• [Given task]:
All lines in the data bearing the string "expression" should be identified and copied.

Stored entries
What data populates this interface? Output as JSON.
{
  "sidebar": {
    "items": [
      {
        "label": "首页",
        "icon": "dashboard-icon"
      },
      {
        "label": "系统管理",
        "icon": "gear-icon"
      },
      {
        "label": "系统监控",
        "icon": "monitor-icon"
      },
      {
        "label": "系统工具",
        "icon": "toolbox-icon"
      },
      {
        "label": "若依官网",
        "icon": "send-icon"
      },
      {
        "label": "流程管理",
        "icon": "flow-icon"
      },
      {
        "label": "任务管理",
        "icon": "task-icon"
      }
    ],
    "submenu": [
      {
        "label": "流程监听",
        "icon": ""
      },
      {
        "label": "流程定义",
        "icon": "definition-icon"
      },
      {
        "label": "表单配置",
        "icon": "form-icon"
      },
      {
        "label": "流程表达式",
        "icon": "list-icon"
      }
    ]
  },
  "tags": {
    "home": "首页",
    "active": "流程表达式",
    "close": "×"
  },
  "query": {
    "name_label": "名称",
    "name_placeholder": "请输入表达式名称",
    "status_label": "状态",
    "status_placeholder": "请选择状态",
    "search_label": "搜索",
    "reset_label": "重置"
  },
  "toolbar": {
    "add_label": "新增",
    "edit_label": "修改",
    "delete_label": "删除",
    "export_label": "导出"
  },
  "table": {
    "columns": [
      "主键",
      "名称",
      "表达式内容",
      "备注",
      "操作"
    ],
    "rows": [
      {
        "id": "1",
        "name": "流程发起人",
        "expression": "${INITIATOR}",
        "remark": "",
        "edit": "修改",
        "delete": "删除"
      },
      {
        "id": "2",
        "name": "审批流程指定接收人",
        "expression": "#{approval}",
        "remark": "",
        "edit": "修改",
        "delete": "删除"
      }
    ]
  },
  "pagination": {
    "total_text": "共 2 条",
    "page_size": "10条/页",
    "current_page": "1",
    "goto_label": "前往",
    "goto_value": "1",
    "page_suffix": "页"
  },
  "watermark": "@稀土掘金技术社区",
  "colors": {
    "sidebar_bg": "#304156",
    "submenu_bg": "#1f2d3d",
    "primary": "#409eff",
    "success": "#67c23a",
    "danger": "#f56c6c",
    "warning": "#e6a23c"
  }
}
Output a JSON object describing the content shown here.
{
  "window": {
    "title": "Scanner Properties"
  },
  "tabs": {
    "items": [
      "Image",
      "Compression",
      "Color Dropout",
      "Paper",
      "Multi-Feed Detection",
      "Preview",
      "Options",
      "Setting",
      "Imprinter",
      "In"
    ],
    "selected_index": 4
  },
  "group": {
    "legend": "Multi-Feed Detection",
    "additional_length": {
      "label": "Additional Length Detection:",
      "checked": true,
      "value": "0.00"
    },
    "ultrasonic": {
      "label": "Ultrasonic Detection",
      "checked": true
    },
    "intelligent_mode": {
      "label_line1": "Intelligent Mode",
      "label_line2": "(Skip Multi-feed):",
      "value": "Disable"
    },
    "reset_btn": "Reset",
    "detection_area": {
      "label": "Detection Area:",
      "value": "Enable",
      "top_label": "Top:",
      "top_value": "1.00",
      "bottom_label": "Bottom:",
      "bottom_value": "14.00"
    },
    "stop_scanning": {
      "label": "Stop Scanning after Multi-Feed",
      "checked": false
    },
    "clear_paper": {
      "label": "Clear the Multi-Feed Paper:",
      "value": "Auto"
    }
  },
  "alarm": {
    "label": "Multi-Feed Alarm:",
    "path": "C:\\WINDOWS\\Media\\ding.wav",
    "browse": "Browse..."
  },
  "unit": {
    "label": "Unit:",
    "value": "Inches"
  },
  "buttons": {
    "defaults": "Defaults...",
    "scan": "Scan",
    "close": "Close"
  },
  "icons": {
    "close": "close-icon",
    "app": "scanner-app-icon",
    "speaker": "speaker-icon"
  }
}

• [Complete output]:
        "expression": "${INITIATOR}",
        "expression": "#{approval}",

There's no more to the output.